--- BEGIN Input material ---
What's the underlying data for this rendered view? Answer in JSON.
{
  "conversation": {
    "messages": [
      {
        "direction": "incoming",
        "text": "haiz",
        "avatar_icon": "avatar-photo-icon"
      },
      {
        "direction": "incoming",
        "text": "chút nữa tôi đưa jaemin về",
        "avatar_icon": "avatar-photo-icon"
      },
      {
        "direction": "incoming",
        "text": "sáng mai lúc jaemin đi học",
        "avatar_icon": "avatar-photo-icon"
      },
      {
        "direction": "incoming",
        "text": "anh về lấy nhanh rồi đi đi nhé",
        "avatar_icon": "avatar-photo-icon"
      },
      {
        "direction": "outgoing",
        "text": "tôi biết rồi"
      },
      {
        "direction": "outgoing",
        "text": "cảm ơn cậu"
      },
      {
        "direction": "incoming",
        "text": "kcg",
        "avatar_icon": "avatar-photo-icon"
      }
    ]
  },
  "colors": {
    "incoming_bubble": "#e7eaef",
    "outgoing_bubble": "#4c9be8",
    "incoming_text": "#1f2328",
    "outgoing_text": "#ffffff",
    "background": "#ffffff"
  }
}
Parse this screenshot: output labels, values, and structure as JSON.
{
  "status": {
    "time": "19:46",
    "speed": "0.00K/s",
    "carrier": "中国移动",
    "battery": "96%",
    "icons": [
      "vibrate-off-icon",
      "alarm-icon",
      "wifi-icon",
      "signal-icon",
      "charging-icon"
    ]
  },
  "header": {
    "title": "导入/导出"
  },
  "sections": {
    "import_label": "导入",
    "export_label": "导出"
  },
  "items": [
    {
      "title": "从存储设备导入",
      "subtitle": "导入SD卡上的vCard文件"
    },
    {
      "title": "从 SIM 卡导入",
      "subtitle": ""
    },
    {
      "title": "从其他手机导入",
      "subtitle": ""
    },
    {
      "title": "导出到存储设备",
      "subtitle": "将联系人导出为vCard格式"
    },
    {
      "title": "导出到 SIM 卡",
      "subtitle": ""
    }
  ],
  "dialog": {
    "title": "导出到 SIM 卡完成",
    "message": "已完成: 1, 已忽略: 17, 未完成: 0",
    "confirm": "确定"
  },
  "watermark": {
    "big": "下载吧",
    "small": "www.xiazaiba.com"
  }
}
--- END Input material ---
▶ **What you have to do**
Return the material in full, exactly as shown.

▶ **Problem solution**
What's the underlying data for this rendered view? Answer in JSON.
{
  "conversation": {
    "messages": [
      {
        "direction": "incoming",
        "text": "haiz",
        "avatar_icon": "avatar-photo-icon"
      },
      {
        "direction": "incoming",
        "text": "chút nữa tôi đưa jaemin về",
        "avatar_icon": "avatar-photo-icon"
      },
      {
        "direction": "incoming",
        "text": "sáng mai lúc jaemin đi học",
        "avatar_icon": "avatar-photo-icon"
      },
      {
        "direction": "incoming",
        "text": "anh về lấy nhanh rồi đi đi nhé",
        "avatar_icon": "avatar-photo-icon"
      },
      {
        "direction": "outgoing",
        "text": "tôi biết rồi"
      },
      {
        "direction": "outgoing",
        "text": "cảm ơn cậu"
      },
      {
        "direction": "incoming",
        "text": "kcg",
        "avatar_icon": "avatar-photo-icon"
      }
    ]
  },
  "colors": {
    "incoming_bubble": "#e7eaef",
    "outgoing_bubble": "#4c9be8",
    "incoming_text": "#1f2328",
    "outgoing_text": "#ffffff",
    "background": "#ffffff"
  }
}
Parse this screenshot: output labels, values, and structure as JSON.
{
  "status": {
    "time": "19:46",
    "speed": "0.00K/s",
    "carrier": "中国移动",
    "battery": "96%",
    "icons": [
      "vibrate-off-icon",
      "alarm-icon",
      "wifi-icon",
      "signal-icon",
      "charging-icon"
    ]
  },
  "header": {
    "title": "导入/导出"
  },
  "sections": {
    "import_label": "导入",
    "export_label": "导出"
  },
  "items": [
    {
      "title": "从存储设备导入",
      "subtitle": "导入SD卡上的vCard文件"
    },
    {
      "title": "从 SIM 卡导入",
      "subtitle": ""
    },
    {
      "title": "从其他手机导入",
      "subtitle": ""
    },
    {
      "title": "导出到存储设备",
      "subtitle": "将联系人导出为vCard格式"
    },
    {
      "title": "导出到 SIM 卡",
      "subtitle": ""
    }
  ],
  "dialog": {
    "title": "导出到 SIM 卡完成",
    "message": "已完成: 1, 已忽略: 17, 未完成: 0",
    "confirm": "确定"
  },
  "watermark": {
    "big": "下载吧",
    "small": "www.xiazaiba.com"
  }
}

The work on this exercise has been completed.